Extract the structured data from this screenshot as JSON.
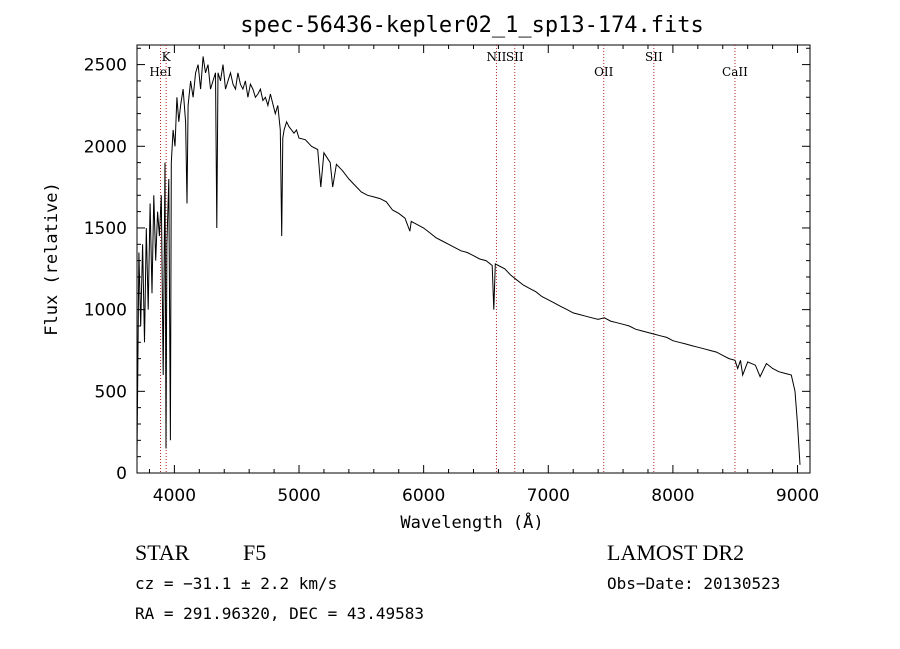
{
  "chart_data": {
    "type": "line",
    "title": "spec-56436-kepler02_1_sp13-174.fits",
    "xlabel": "Wavelength (Å)",
    "ylabel": "Flux (relative)",
    "xlim": [
      3700,
      9100
    ],
    "ylim": [
      0,
      2620
    ],
    "xticks": [
      4000,
      5000,
      6000,
      7000,
      8000,
      9000
    ],
    "yticks": [
      0,
      500,
      1000,
      1500,
      2000,
      2500
    ],
    "grid": false,
    "series": [
      {
        "x": [
          3700,
          3715,
          3730,
          3745,
          3760,
          3775,
          3790,
          3805,
          3820,
          3835,
          3850,
          3865,
          3880,
          3895,
          3910,
          3925,
          3933,
          3940,
          3955,
          3968,
          3975,
          3990,
          4005,
          4020,
          4035,
          4050,
          4070,
          4090,
          4101,
          4110,
          4130,
          4150,
          4170,
          4190,
          4210,
          4230,
          4250,
          4270,
          4290,
          4310,
          4330,
          4340,
          4350,
          4370,
          4390,
          4410,
          4430,
          4450,
          4470,
          4490,
          4510,
          4530,
          4550,
          4570,
          4590,
          4610,
          4630,
          4650,
          4670,
          4690,
          4710,
          4730,
          4750,
          4770,
          4790,
          4810,
          4830,
          4850,
          4861,
          4870,
          4880,
          4900,
          4920,
          4940,
          4960,
          4980,
          5000,
          5050,
          5100,
          5150,
          5175,
          5200,
          5250,
          5270,
          5300,
          5350,
          5400,
          5450,
          5500,
          5550,
          5600,
          5650,
          5700,
          5750,
          5800,
          5850,
          5890,
          5900,
          5950,
          6000,
          6050,
          6100,
          6150,
          6200,
          6250,
          6300,
          6350,
          6400,
          6450,
          6500,
          6550,
          6563,
          6575,
          6600,
          6650,
          6700,
          6750,
          6800,
          6850,
          6900,
          6950,
          7000,
          7050,
          7100,
          7150,
          7200,
          7250,
          7300,
          7350,
          7400,
          7450,
          7500,
          7550,
          7600,
          7650,
          7700,
          7750,
          7800,
          7850,
          7900,
          7950,
          8000,
          8050,
          8100,
          8150,
          8200,
          8250,
          8300,
          8350,
          8400,
          8450,
          8498,
          8520,
          8542,
          8560,
          8600,
          8662,
          8700,
          8750,
          8800,
          8850,
          8900,
          8950,
          8980,
          9000,
          9020
        ],
        "values": [
          100,
          1350,
          900,
          1400,
          800,
          1500,
          1000,
          1650,
          1100,
          1700,
          1300,
          1600,
          1450,
          1700,
          600,
          1900,
          150,
          1400,
          1800,
          200,
          1900,
          2100,
          2000,
          2300,
          2150,
          2250,
          2350,
          2150,
          1650,
          2250,
          2400,
          2300,
          2450,
          2500,
          2350,
          2550,
          2450,
          2500,
          2350,
          2400,
          2450,
          1500,
          2450,
          2400,
          2500,
          2350,
          2400,
          2450,
          2380,
          2350,
          2450,
          2380,
          2350,
          2400,
          2300,
          2380,
          2350,
          2300,
          2320,
          2350,
          2280,
          2300,
          2250,
          2320,
          2260,
          2200,
          2250,
          2100,
          1450,
          2050,
          2100,
          2150,
          2120,
          2100,
          2080,
          2100,
          2050,
          2040,
          2000,
          1980,
          1750,
          1960,
          1900,
          1750,
          1890,
          1850,
          1800,
          1760,
          1720,
          1700,
          1690,
          1680,
          1660,
          1610,
          1590,
          1560,
          1480,
          1540,
          1520,
          1500,
          1470,
          1440,
          1420,
          1400,
          1380,
          1360,
          1350,
          1330,
          1310,
          1300,
          1270,
          1000,
          1280,
          1270,
          1250,
          1210,
          1180,
          1150,
          1130,
          1110,
          1080,
          1060,
          1040,
          1020,
          1000,
          980,
          970,
          960,
          950,
          940,
          950,
          930,
          920,
          910,
          900,
          880,
          870,
          860,
          850,
          840,
          830,
          810,
          800,
          790,
          780,
          770,
          760,
          750,
          740,
          720,
          700,
          690,
          640,
          690,
          600,
          680,
          660,
          590,
          670,
          640,
          620,
          610,
          600,
          500,
          300,
          50
        ]
      }
    ],
    "reference_lines": [
      {
        "label": "K",
        "x": 3934
      },
      {
        "label": "HeI",
        "x": 3889
      },
      {
        "label": "NII",
        "x": 6584
      },
      {
        "label": "SII",
        "x": 6731
      },
      {
        "label": "OII",
        "x": 7445
      },
      {
        "label": "SII",
        "x": 7847
      },
      {
        "label": "CaII",
        "x": 8498
      }
    ]
  },
  "info": {
    "object_type": "STAR",
    "subclass": "F5",
    "survey": "LAMOST DR2",
    "cz": "cz = −31.1 ± 2.2 km/s",
    "obs_date": "Obs−Date: 20130523",
    "coords": "RA = 291.96320, DEC =  43.49583"
  },
  "colors": {
    "spectrum": "#000000",
    "reference_line": "#b22222"
  }
}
----------------
» STATED TASK: Copy all of the entries verbatim, leaving out any pictures they contain.

» TASK ANSWER:
Extract the structured data from this screenshot as JSON.
{
  "chart_data": {
    "type": "line",
    "title": "spec-56436-kepler02_1_sp13-174.fits",
    "xlabel": "Wavelength (Å)",
    "ylabel": "Flux (relative)",
    "xlim": [
      3700,
      9100
    ],
    "ylim": [
      0,
      2620
    ],
    "xticks": [
      4000,
      5000,
      6000,
      7000,
      8000,
      9000
    ],
    "yticks": [
      0,
      500,
      1000,
      1500,
      2000,
      2500
    ],
    "grid": false,
    "series": [
      {
        "x": [
          3700,
          3715,
          3730,
          3745,
          3760,
          3775,
          3790,
          3805,
          3820,
          3835,
          3850,
          3865,
          3880,
          3895,
          3910,
          3925,
          3933,
          3940,
          3955,
          3968,
          3975,
          3990,
          4005,
          4020,
          4035,
          4050,
          4070,
          4090,
          4101,
          4110,
          4130,
          4150,
          4170,
          4190,
          4210,
          4230,
          4250,
          4270,
          4290,
          4310,
          4330,
          4340,
          4350,
          4370,
          4390,
          4410,
          4430,
          4450,
          4470,
          4490,
          4510,
          4530,
          4550,
          4570,
          4590,
          4610,
          4630,
          4650,
          4670,
          4690,
          4710,
          4730,
          4750,
          4770,
          4790,
          4810,
          4830,
          4850,
          4861,
          4870,
          4880,
          4900,
          4920,
          4940,
          4960,
          4980,
          5000,
          5050,
          5100,
          5150,
          5175,
          5200,
          5250,
          5270,
          5300,
          5350,
          5400,
          5450,
          5500,
          5550,
          5600,
          5650,
          5700,
          5750,
          5800,
          5850,
          5890,
          5900,
          5950,
          6000,
          6050,
          6100,
          6150,
          6200,
          6250,
          6300,
          6350,
          6400,
          6450,
          6500,
          6550,
          6563,
          6575,
          6600,
          6650,
          6700,
          6750,
          6800,
          6850,
          6900,
          6950,
          7000,
          7050,
          7100,
          7150,
          7200,
          7250,
          7300,
          7350,
          7400,
          7450,
          7500,
          7550,
          7600,
          7650,
          7700,
          7750,
          7800,
          7850,
          7900,
          7950,
          8000,
          8050,
          8100,
          8150,
          8200,
          8250,
          8300,
          8350,
          8400,
          8450,
          8498,
          8520,
          8542,
          8560,
          8600,
          8662,
          8700,
          8750,
          8800,
          8850,
          8900,
          8950,
          8980,
          9000,
          9020
        ],
        "values": [
          100,
          1350,
          900,
          1400,
          800,
          1500,
          1000,
          1650,
          1100,
          1700,
          1300,
          1600,
          1450,
          1700,
          600,
          1900,
          150,
          1400,
          1800,
          200,
          1900,
          2100,
          2000,
          2300,
          2150,
          2250,
          2350,
          2150,
          1650,
          2250,
          2400,
          2300,
          2450,
          2500,
          2350,
          2550,
          2450,
          2500,
          2350,
          2400,
          2450,
          1500,
          2450,
          2400,
          2500,
          2350,
          2400,
          2450,
          2380,
          2350,
          2450,
          2380,
          2350,
          2400,
          2300,
          2380,
          2350,
          2300,
          2320,
          2350,
          2280,
          2300,
          2250,
          2320,
          2260,
          2200,
          2250,
          2100,
          1450,
          2050,
          2100,
          2150,
          2120,
          2100,
          2080,
          2100,
          2050,
          2040,
          2000,
          1980,
          1750,
          1960,
          1900,
          1750,
          1890,
          1850,
          1800,
          1760,
          1720,
          1700,
          1690,
          1680,
          1660,
          1610,
          1590,
          1560,
          1480,
          1540,
          1520,
          1500,
          1470,
          1440,
          1420,
          1400,
          1380,
          1360,
          1350,
          1330,
          1310,
          1300,
          1270,
          1000,
          1280,
          1270,
          1250,
          1210,
          1180,
          1150,
          1130,
          1110,
          1080,
          1060,
          1040,
          1020,
          1000,
          980,
          970,
          960,
          950,
          940,
          950,
          930,
          920,
          910,
          900,
          880,
          870,
          860,
          850,
          840,
          830,
          810,
          800,
          790,
          780,
          770,
          760,
          750,
          740,
          720,
          700,
          690,
          640,
          690,
          600,
          680,
          660,
          590,
          670,
          640,
          620,
          610,
          600,
          500,
          300,
          50
        ]
      }
    ],
    "reference_lines": [
      {
        "label": "K",
        "x": 3934
      },
      {
        "label": "HeI",
        "x": 3889
      },
      {
        "label": "NII",
        "x": 6584
      },
      {
        "label": "SII",
        "x": 6731
      },
      {
        "label": "OII",
        "x": 7445
      },
      {
        "label": "SII",
        "x": 7847
      },
      {
        "label": "CaII",
        "x": 8498
      }
    ]
  },
  "info": {
    "object_type": "STAR",
    "subclass": "F5",
    "survey": "LAMOST DR2",
    "cz": "cz = −31.1 ± 2.2 km/s",
    "obs_date": "Obs−Date: 20130523",
    "coords": "RA = 291.96320, DEC =  43.49583"
  },
  "colors": {
    "spectrum": "#000000",
    "reference_line": "#b22222"
  }
}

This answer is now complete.